Write out all of the entries that follow, word for word, but skip the pictures.

■ **INFORMATION SHOWN**:
____________
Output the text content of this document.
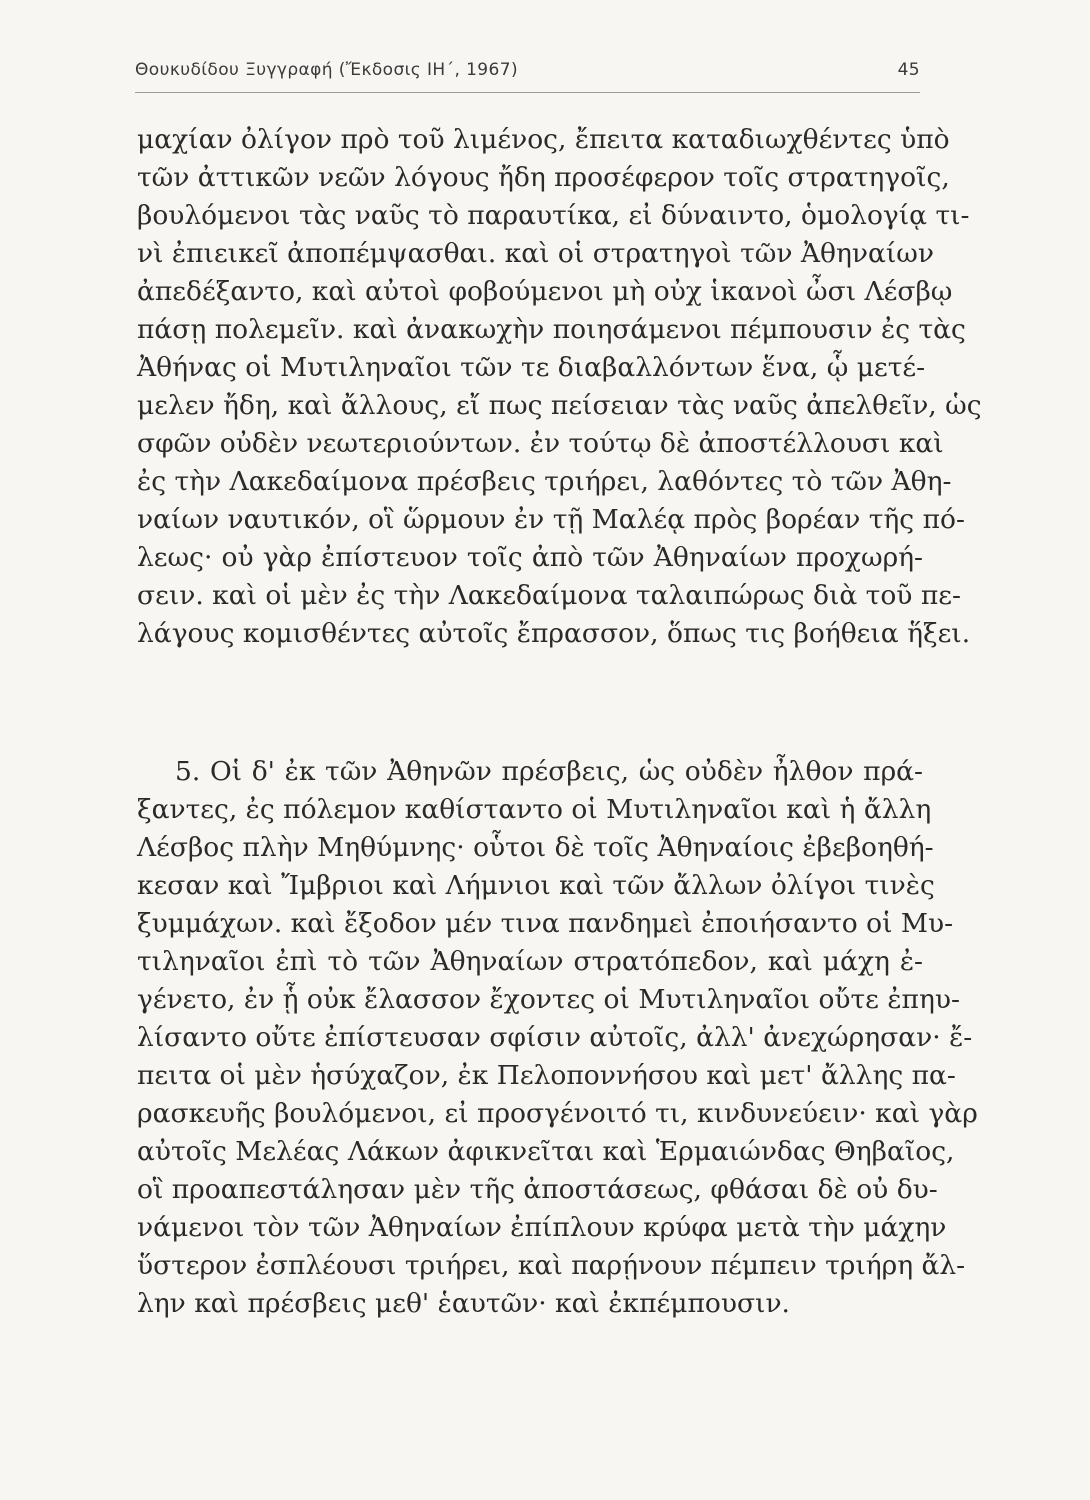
Θουκυδίδου Ξυγγραφή (Ἔκδοσις ΙΗ΄, 1967)	45
μαχίαν ὀλίγον πρὸ τοῦ λιμένος, ἔπειτα καταδιωχθέντες ὑπὸ
τῶν ἀττικῶν νεῶν λόγους ἤδη προσέφερον τοῖς στρατηγοῖς,
βουλόμενοι τὰς ναῦς τὸ παραυτίκα, εἰ δύναιντο, ὁμολογίᾳ τι-
νὶ ἐπιεικεῖ ἀποπέμψασθαι. καὶ οἱ στρατηγοὶ τῶν Ἀθηναίων
ἀπεδέξαντο, καὶ αὐτοὶ φοβούμενοι μὴ οὐχ ἱκανοὶ ὦσι Λέσβῳ
πάσῃ πολεμεῖν. καὶ ἀνακωχὴν ποιησάμενοι πέμπουσιν ἐς τὰς
Ἀθήνας οἱ Μυτιληναῖοι τῶν τε διαβαλλόντων ἕνα, ᾧ μετέ-
μελεν ἤδη, καὶ ἄλλους, εἴ πως πείσειαν τὰς ναῦς ἀπελθεῖν, ὡς
σφῶν οὐδὲν νεωτεριούντων. ἐν τούτῳ δὲ ἀποστέλλουσι καὶ
ἐς τὴν Λακεδαίμονα πρέσβεις τριήρει, λαθόντες τὸ τῶν Ἀθη-
ναίων ναυτικόν, οἳ ὥρμουν ἐν τῇ Μαλέᾳ πρὸς βορέαν τῆς πό-
λεως· οὐ γὰρ ἐπίστευον τοῖς ἀπὸ τῶν Ἀθηναίων προχωρή-
σειν. καὶ οἱ μὲν ἐς τὴν Λακεδαίμονα ταλαιπώρως διὰ τοῦ πε-
λάγους κομισθέντες αὐτοῖς ἔπρασσον, ὅπως τις βοήθεια ἥξει.
5. Οἱ δ' ἐκ τῶν Ἀθηνῶν πρέσβεις, ὡς οὐδὲν ἦλθον πρά-
ξαντες, ἐς πόλεμον καθίσταντο οἱ Μυτιληναῖοι καὶ ἡ ἄλλη
Λέσβος πλὴν Μηθύμνης· οὗτοι δὲ τοῖς Ἀθηναίοις ἐβεβοηθή-
κεσαν καὶ Ἴμβριοι καὶ Λήμνιοι καὶ τῶν ἄλλων ὀλίγοι τινὲς
ξυμμάχων. καὶ ἔξοδον μέν τινα πανδημεὶ ἐποιήσαντο οἱ Μυ-
τιληναῖοι ἐπὶ τὸ τῶν Ἀθηναίων στρατόπεδον, καὶ μάχη ἐ-
γένετο, ἐν ᾗ οὐκ ἔλασσον ἔχοντες οἱ Μυτιληναῖοι οὔτε ἐπηυ-
λίσαντο οὔτε ἐπίστευσαν σφίσιν αὐτοῖς, ἀλλ' ἀνεχώρησαν· ἔ-
πειτα οἱ μὲν ἡσύχαζον, ἐκ Πελοποννήσου καὶ μετ' ἄλλης πα-
ρασκευῆς βουλόμενοι, εἰ προσγένοιτό τι, κινδυνεύειν· καὶ γὰρ
αὐτοῖς Μελέας Λάκων ἀφικνεῖται καὶ Ἑρμαιώνδας Θηβαῖος,
οἳ προαπεστάλησαν μὲν τῆς ἀποστάσεως, φθάσαι δὲ οὐ δυ-
νάμενοι τὸν τῶν Ἀθηναίων ἐπίπλουν κρύφα μετὰ τὴν μάχην
ὕστερον ἐσπλέουσι τριήρει, καὶ παρῄνουν πέμπειν τριήρη ἄλ-
λην καὶ πρέσβεις μεθ' ἑαυτῶν· καὶ ἐκπέμπουσιν.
____________
■ **THE RESPONSE**:
Output the text content of this document.
Θουκυδίδου Ξυγγραφή (Ἔκδοσις ΙΗ΄, 1967)	45
μαχίαν ὀλίγον πρὸ τοῦ λιμένος, ἔπειτα καταδιωχθέντες ὑπὸ
τῶν ἀττικῶν νεῶν λόγους ἤδη προσέφερον τοῖς στρατηγοῖς,
βουλόμενοι τὰς ναῦς τὸ παραυτίκα, εἰ δύναιντο, ὁμολογίᾳ τι-
νὶ ἐπιεικεῖ ἀποπέμψασθαι. καὶ οἱ στρατηγοὶ τῶν Ἀθηναίων
ἀπεδέξαντο, καὶ αὐτοὶ φοβούμενοι μὴ οὐχ ἱκανοὶ ὦσι Λέσβῳ
πάσῃ πολεμεῖν. καὶ ἀνακωχὴν ποιησάμενοι πέμπουσιν ἐς τὰς
Ἀθήνας οἱ Μυτιληναῖοι τῶν τε διαβαλλόντων ἕνα, ᾧ μετέ-
μελεν ἤδη, καὶ ἄλλους, εἴ πως πείσειαν τὰς ναῦς ἀπελθεῖν, ὡς
σφῶν οὐδὲν νεωτεριούντων. ἐν τούτῳ δὲ ἀποστέλλουσι καὶ
ἐς τὴν Λακεδαίμονα πρέσβεις τριήρει, λαθόντες τὸ τῶν Ἀθη-
ναίων ναυτικόν, οἳ ὥρμουν ἐν τῇ Μαλέᾳ πρὸς βορέαν τῆς πό-
λεως· οὐ γὰρ ἐπίστευον τοῖς ἀπὸ τῶν Ἀθηναίων προχωρή-
σειν. καὶ οἱ μὲν ἐς τὴν Λακεδαίμονα ταλαιπώρως διὰ τοῦ πε-
λάγους κομισθέντες αὐτοῖς ἔπρασσον, ὅπως τις βοήθεια ἥξει.
5. Οἱ δ' ἐκ τῶν Ἀθηνῶν πρέσβεις, ὡς οὐδὲν ἦλθον πρά-
ξαντες, ἐς πόλεμον καθίσταντο οἱ Μυτιληναῖοι καὶ ἡ ἄλλη
Λέσβος πλὴν Μηθύμνης· οὗτοι δὲ τοῖς Ἀθηναίοις ἐβεβοηθή-
κεσαν καὶ Ἴμβριοι καὶ Λήμνιοι καὶ τῶν ἄλλων ὀλίγοι τινὲς
ξυμμάχων. καὶ ἔξοδον μέν τινα πανδημεὶ ἐποιήσαντο οἱ Μυ-
τιληναῖοι ἐπὶ τὸ τῶν Ἀθηναίων στρατόπεδον, καὶ μάχη ἐ-
γένετο, ἐν ᾗ οὐκ ἔλασσον ἔχοντες οἱ Μυτιληναῖοι οὔτε ἐπηυ-
λίσαντο οὔτε ἐπίστευσαν σφίσιν αὐτοῖς, ἀλλ' ἀνεχώρησαν· ἔ-
πειτα οἱ μὲν ἡσύχαζον, ἐκ Πελοποννήσου καὶ μετ' ἄλλης πα-
ρασκευῆς βουλόμενοι, εἰ προσγένοιτό τι, κινδυνεύειν· καὶ γὰρ
αὐτοῖς Μελέας Λάκων ἀφικνεῖται καὶ Ἑρμαιώνδας Θηβαῖος,
οἳ προαπεστάλησαν μὲν τῆς ἀποστάσεως, φθάσαι δὲ οὐ δυ-
νάμενοι τὸν τῶν Ἀθηναίων ἐπίπλουν κρύφα μετὰ τὴν μάχην
ὕστερον ἐσπλέουσι τριήρει, καὶ παρῄνουν πέμπειν τριήρη ἄλ-
λην καὶ πρέσβεις μεθ' ἑαυτῶν· καὶ ἐκπέμπουσιν.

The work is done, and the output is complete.